━━━━━ Task data

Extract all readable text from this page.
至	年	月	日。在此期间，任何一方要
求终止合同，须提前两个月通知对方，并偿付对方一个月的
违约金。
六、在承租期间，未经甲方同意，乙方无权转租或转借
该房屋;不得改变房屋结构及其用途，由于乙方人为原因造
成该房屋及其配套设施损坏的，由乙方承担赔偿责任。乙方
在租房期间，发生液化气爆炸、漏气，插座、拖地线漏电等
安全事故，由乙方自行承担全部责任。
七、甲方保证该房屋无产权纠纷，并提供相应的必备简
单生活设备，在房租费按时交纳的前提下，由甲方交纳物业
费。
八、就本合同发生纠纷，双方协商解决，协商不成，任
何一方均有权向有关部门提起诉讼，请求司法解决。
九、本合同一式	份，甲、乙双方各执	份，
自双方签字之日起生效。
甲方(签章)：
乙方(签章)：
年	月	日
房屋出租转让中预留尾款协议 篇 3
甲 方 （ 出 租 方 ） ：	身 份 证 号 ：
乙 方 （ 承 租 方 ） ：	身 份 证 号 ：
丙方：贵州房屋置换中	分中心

━━━━━━━━━━

The request: Every line above should be printed again exactly as it stands.

Task solution:
Extract all readable text from this page.
至	年	月	日。在此期间，任何一方要
求终止合同，须提前两个月通知对方，并偿付对方一个月的
违约金。
六、在承租期间，未经甲方同意，乙方无权转租或转借
该房屋;不得改变房屋结构及其用途，由于乙方人为原因造
成该房屋及其配套设施损坏的，由乙方承担赔偿责任。乙方
在租房期间，发生液化气爆炸、漏气，插座、拖地线漏电等
安全事故，由乙方自行承担全部责任。
七、甲方保证该房屋无产权纠纷，并提供相应的必备简
单生活设备，在房租费按时交纳的前提下，由甲方交纳物业
费。
八、就本合同发生纠纷，双方协商解决，协商不成，任
何一方均有权向有关部门提起诉讼，请求司法解决。
九、本合同一式	份，甲、乙双方各执	份，
自双方签字之日起生效。
甲方(签章)：
乙方(签章)：
年	月	日
房屋出租转让中预留尾款协议 篇 3
甲 方 （ 出 租 方 ） ：	身 份 证 号 ：
乙 方 （ 承 租 方 ） ：	身 份 证 号 ：
丙方：贵州房屋置换中	分中心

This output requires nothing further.